▶ [STATED TASK] Reproduce all of the records exactly.

▶ [AVAILABLE DATA]
○ ○ ○ ○ ○ ○ ○

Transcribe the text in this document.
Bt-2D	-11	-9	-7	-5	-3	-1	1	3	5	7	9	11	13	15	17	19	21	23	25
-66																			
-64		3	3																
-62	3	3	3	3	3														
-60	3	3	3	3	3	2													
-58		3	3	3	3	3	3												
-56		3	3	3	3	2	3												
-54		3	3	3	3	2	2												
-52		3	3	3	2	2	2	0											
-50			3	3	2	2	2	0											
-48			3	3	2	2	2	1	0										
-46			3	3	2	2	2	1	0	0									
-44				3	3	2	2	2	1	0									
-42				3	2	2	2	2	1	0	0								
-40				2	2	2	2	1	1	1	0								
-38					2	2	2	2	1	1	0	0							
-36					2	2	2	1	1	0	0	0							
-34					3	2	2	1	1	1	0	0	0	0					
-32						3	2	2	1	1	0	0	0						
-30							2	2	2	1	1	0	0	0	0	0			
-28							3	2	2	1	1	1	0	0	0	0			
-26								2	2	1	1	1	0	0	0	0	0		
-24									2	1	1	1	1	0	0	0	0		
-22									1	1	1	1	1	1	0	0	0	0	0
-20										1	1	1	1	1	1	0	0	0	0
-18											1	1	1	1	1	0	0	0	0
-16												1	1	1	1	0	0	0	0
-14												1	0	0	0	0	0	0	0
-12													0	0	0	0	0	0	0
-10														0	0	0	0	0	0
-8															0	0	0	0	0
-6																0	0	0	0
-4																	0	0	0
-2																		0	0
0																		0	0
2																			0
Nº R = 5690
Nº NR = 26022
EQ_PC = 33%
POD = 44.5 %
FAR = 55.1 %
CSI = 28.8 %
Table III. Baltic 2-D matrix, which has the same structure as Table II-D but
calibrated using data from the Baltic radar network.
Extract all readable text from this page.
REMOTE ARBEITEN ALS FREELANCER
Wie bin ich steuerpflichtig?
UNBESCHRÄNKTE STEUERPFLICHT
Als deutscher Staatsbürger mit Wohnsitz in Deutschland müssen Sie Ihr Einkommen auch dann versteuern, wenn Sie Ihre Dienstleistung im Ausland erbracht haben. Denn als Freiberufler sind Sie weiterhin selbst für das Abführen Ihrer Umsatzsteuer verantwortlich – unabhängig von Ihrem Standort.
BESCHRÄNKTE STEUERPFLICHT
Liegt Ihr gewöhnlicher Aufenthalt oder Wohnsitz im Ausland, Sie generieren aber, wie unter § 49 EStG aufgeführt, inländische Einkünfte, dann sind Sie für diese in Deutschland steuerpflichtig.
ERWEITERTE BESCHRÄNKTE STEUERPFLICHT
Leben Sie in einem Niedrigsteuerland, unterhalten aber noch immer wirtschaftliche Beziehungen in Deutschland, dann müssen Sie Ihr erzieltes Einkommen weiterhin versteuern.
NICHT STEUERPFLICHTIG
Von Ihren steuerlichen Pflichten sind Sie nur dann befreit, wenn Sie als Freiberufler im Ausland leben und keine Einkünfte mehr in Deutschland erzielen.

○ ○ ○ ○ ○ ○ ○

▶ [REPLY]
Transcribe the text in this document.
Bt-2D	-11	-9	-7	-5	-3	-1	1	3	5	7	9	11	13	15	17	19	21	23	25
-66																			
-64		3	3																
-62	3	3	3	3	3														
-60	3	3	3	3	3	2													
-58		3	3	3	3	3	3												
-56		3	3	3	3	2	3												
-54		3	3	3	3	2	2												
-52		3	3	3	2	2	2	0											
-50			3	3	2	2	2	0											
-48			3	3	2	2	2	1	0										
-46			3	3	2	2	2	1	0	0									
-44				3	3	2	2	2	1	0									
-42				3	2	2	2	2	1	0	0								
-40				2	2	2	2	1	1	1	0								
-38					2	2	2	2	1	1	0	0							
-36					2	2	2	1	1	0	0	0							
-34					3	2	2	1	1	1	0	0	0	0					
-32						3	2	2	1	1	0	0	0						
-30							2	2	2	1	1	0	0	0	0	0			
-28							3	2	2	1	1	1	0	0	0	0			
-26								2	2	1	1	1	0	0	0	0	0		
-24									2	1	1	1	1	0	0	0	0		
-22									1	1	1	1	1	1	0	0	0	0	0
-20										1	1	1	1	1	1	0	0	0	0
-18											1	1	1	1	1	0	0	0	0
-16												1	1	1	1	0	0	0	0
-14												1	0	0	0	0	0	0	0
-12													0	0	0	0	0	0	0
-10														0	0	0	0	0	0
-8															0	0	0	0	0
-6																0	0	0	0
-4																	0	0	0
-2																		0	0
0																		0	0
2																			0
Nº R = 5690
Nº NR = 26022
EQ_PC = 33%
POD = 44.5 %
FAR = 55.1 %
CSI = 28.8 %
Table III. Baltic 2-D matrix, which has the same structure as Table II-D but
calibrated using data from the Baltic radar network.
Extract all readable text from this page.
REMOTE ARBEITEN ALS FREELANCER
Wie bin ich steuerpflichtig?
UNBESCHRÄNKTE STEUERPFLICHT
Als deutscher Staatsbürger mit Wohnsitz in Deutschland müssen Sie Ihr Einkommen auch dann versteuern, wenn Sie Ihre Dienstleistung im Ausland erbracht haben. Denn als Freiberufler sind Sie weiterhin selbst für das Abführen Ihrer Umsatzsteuer verantwortlich – unabhängig von Ihrem Standort.
BESCHRÄNKTE STEUERPFLICHT
Liegt Ihr gewöhnlicher Aufenthalt oder Wohnsitz im Ausland, Sie generieren aber, wie unter § 49 EStG aufgeführt, inländische Einkünfte, dann sind Sie für diese in Deutschland steuerpflichtig.
ERWEITERTE BESCHRÄNKTE STEUERPFLICHT
Leben Sie in einem Niedrigsteuerland, unterhalten aber noch immer wirtschaftliche Beziehungen in Deutschland, dann müssen Sie Ihr erzieltes Einkommen weiterhin versteuern.
NICHT STEUERPFLICHTIG
Von Ihren steuerlichen Pflichten sind Sie nur dann befreit, wenn Sie als Freiberufler im Ausland leben und keine Einkünfte mehr in Deutschland erzielen.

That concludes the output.